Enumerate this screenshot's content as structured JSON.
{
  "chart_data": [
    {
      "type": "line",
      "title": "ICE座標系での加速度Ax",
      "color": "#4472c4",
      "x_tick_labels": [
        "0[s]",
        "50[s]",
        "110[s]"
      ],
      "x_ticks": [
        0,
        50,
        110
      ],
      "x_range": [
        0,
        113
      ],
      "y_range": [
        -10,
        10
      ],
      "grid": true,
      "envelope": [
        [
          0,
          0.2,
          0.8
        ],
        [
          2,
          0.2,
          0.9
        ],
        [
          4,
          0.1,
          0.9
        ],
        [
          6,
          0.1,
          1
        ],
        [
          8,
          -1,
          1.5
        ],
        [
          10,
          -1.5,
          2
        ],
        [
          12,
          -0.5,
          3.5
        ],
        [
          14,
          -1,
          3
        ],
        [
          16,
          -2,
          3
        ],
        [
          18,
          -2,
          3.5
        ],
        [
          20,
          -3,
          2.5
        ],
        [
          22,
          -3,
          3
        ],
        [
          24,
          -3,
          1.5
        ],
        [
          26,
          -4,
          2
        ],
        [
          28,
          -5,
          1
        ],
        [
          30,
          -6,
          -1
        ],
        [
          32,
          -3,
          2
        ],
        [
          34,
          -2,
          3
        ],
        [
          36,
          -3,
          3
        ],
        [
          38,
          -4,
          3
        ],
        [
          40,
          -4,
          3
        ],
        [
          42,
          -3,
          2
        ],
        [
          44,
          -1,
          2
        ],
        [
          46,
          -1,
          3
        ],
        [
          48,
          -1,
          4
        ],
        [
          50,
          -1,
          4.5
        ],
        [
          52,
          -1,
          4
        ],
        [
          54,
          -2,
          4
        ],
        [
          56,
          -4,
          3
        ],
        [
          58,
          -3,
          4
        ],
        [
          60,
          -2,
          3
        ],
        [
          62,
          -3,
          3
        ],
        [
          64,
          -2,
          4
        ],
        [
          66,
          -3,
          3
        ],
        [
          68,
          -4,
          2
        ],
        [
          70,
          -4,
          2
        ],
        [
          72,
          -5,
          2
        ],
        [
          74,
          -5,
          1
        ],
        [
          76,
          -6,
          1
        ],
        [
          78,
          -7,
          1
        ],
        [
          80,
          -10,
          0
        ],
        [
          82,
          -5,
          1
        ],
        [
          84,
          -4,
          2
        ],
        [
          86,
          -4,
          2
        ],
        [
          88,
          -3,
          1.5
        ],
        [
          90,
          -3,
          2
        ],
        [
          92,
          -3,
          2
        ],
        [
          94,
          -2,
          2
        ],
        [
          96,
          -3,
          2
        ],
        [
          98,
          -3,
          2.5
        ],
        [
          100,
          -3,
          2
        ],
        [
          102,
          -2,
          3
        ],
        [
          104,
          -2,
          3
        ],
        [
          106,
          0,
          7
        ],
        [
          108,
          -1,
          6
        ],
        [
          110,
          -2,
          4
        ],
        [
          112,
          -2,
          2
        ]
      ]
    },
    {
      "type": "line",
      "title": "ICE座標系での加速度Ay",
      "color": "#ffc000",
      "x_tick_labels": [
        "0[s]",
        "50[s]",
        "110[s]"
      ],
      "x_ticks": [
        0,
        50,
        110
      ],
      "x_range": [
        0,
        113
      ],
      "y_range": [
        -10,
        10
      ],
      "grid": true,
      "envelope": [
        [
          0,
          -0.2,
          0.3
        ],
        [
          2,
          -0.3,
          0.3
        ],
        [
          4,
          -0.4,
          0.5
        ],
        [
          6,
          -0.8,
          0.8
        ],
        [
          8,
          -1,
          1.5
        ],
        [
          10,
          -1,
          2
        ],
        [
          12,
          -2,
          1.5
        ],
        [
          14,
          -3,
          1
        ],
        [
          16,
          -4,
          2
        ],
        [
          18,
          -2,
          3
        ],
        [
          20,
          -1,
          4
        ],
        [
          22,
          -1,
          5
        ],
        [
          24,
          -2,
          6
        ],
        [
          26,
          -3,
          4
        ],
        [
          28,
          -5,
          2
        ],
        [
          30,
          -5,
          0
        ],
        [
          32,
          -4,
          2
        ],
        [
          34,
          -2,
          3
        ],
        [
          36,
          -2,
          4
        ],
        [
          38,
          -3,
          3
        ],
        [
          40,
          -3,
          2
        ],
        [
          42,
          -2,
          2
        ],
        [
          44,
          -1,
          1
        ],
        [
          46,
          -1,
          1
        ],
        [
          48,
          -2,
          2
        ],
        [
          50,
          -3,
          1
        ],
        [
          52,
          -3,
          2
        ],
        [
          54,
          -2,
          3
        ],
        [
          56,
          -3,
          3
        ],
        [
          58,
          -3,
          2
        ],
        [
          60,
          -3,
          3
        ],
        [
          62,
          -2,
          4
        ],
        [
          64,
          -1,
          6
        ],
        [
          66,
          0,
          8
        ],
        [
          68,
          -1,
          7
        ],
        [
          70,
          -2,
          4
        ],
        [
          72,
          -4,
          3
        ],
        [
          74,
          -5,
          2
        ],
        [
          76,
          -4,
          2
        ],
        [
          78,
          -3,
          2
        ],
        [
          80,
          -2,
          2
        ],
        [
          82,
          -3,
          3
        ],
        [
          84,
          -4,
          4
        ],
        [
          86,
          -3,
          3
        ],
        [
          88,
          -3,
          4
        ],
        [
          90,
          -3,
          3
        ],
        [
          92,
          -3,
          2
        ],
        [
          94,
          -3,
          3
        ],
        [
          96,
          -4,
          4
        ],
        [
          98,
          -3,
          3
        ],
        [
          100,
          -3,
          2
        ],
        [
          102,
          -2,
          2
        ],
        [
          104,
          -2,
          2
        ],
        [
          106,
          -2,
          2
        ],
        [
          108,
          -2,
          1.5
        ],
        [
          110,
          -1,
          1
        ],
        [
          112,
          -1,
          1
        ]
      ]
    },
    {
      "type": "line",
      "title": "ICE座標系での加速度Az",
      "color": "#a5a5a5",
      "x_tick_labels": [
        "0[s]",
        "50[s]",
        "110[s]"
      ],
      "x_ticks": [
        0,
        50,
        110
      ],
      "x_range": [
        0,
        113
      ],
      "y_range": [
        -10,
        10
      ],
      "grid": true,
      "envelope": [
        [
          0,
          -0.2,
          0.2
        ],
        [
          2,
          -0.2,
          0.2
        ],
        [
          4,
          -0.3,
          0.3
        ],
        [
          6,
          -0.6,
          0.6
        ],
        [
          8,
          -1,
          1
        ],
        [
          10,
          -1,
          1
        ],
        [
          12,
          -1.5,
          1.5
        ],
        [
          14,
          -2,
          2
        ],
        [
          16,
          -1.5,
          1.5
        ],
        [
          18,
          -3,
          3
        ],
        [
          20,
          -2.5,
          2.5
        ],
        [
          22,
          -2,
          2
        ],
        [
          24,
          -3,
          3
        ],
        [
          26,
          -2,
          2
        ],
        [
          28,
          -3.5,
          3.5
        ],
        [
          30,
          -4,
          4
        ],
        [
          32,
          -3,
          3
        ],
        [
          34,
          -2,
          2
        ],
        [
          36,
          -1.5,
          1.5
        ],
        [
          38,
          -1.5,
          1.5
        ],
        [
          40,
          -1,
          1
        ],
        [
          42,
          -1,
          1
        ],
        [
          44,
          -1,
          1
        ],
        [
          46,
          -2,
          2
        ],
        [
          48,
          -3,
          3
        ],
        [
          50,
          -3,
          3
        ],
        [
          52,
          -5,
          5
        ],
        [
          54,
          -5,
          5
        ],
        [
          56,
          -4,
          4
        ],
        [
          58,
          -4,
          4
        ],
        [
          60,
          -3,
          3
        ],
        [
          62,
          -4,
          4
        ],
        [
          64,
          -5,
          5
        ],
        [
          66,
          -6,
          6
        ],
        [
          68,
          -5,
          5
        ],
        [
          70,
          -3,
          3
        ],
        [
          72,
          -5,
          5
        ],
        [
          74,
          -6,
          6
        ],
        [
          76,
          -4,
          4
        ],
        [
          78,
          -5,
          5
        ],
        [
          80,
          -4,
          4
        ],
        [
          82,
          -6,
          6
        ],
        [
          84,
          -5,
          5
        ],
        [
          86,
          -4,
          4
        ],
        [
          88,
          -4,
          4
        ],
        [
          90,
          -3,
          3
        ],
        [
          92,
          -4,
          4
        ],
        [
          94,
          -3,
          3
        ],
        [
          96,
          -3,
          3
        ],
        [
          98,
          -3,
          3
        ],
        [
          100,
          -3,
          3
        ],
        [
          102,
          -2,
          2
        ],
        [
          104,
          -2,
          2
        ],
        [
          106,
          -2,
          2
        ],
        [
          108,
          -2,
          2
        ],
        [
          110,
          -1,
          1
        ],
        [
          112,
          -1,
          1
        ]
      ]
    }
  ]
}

• **TASK**:
Determine how many lines of the listing hold the word "title" and reply with that figure alone.

• **EXPECTED ANSWER**:
3